**EXERCISE INPUT**:
=====
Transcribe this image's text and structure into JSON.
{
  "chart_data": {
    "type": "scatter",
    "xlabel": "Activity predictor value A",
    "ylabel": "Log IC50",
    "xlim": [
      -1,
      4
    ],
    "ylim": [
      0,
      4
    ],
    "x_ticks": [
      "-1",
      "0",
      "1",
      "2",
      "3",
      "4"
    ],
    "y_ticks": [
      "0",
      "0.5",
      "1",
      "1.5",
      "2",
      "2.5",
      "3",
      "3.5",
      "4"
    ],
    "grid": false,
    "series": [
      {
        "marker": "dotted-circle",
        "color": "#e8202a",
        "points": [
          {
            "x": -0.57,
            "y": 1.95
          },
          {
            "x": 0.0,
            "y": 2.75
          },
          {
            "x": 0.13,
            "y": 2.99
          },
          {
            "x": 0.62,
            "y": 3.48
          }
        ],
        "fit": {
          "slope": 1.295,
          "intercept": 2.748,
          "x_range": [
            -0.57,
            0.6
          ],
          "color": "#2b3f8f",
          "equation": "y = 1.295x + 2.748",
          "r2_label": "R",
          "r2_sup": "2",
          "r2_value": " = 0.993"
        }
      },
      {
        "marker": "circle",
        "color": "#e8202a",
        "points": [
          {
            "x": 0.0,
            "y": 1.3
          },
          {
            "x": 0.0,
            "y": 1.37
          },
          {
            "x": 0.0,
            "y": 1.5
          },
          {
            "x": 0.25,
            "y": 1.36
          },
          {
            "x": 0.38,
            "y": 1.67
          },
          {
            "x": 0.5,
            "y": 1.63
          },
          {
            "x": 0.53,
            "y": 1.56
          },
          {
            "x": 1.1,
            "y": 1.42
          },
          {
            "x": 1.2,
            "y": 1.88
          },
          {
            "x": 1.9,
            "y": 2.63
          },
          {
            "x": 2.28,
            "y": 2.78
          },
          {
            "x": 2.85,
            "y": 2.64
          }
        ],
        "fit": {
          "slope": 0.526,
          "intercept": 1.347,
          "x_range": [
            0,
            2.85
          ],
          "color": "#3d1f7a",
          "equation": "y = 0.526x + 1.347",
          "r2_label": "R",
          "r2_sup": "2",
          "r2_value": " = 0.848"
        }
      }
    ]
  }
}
=====
Take the listing above and set it down exactly.

Transcribe this image's text and structure into JSON.
{
  "chart_data": {
    "type": "scatter",
    "xlabel": "Activity predictor value A",
    "ylabel": "Log IC50",
    "xlim": [
      -1,
      4
    ],
    "ylim": [
      0,
      4
    ],
    "x_ticks": [
      "-1",
      "0",
      "1",
      "2",
      "3",
      "4"
    ],
    "y_ticks": [
      "0",
      "0.5",
      "1",
      "1.5",
      "2",
      "2.5",
      "3",
      "3.5",
      "4"
    ],
    "grid": false,
    "series": [
      {
        "marker": "dotted-circle",
        "color": "#e8202a",
        "points": [
          {
            "x": -0.57,
            "y": 1.95
          },
          {
            "x": 0.0,
            "y": 2.75
          },
          {
            "x": 0.13,
            "y": 2.99
          },
          {
            "x": 0.62,
            "y": 3.48
          }
        ],
        "fit": {
          "slope": 1.295,
          "intercept": 2.748,
          "x_range": [
            -0.57,
            0.6
          ],
          "color": "#2b3f8f",
          "equation": "y = 1.295x + 2.748",
          "r2_label": "R",
          "r2_sup": "2",
          "r2_value": " = 0.993"
        }
      },
      {
        "marker": "circle",
        "color": "#e8202a",
        "points": [
          {
            "x": 0.0,
            "y": 1.3
          },
          {
            "x": 0.0,
            "y": 1.37
          },
          {
            "x": 0.0,
            "y": 1.5
          },
          {
            "x": 0.25,
            "y": 1.36
          },
          {
            "x": 0.38,
            "y": 1.67
          },
          {
            "x": 0.5,
            "y": 1.63
          },
          {
            "x": 0.53,
            "y": 1.56
          },
          {
            "x": 1.1,
            "y": 1.42
          },
          {
            "x": 1.2,
            "y": 1.88
          },
          {
            "x": 1.9,
            "y": 2.63
          },
          {
            "x": 2.28,
            "y": 2.78
          },
          {
            "x": 2.85,
            "y": 2.64
          }
        ],
        "fit": {
          "slope": 0.526,
          "intercept": 1.347,
          "x_range": [
            0,
            2.85
          ],
          "color": "#3d1f7a",
          "equation": "y = 0.526x + 1.347",
          "r2_label": "R",
          "r2_sup": "2",
          "r2_value": " = 0.848"
        }
      }
    ]
  }
}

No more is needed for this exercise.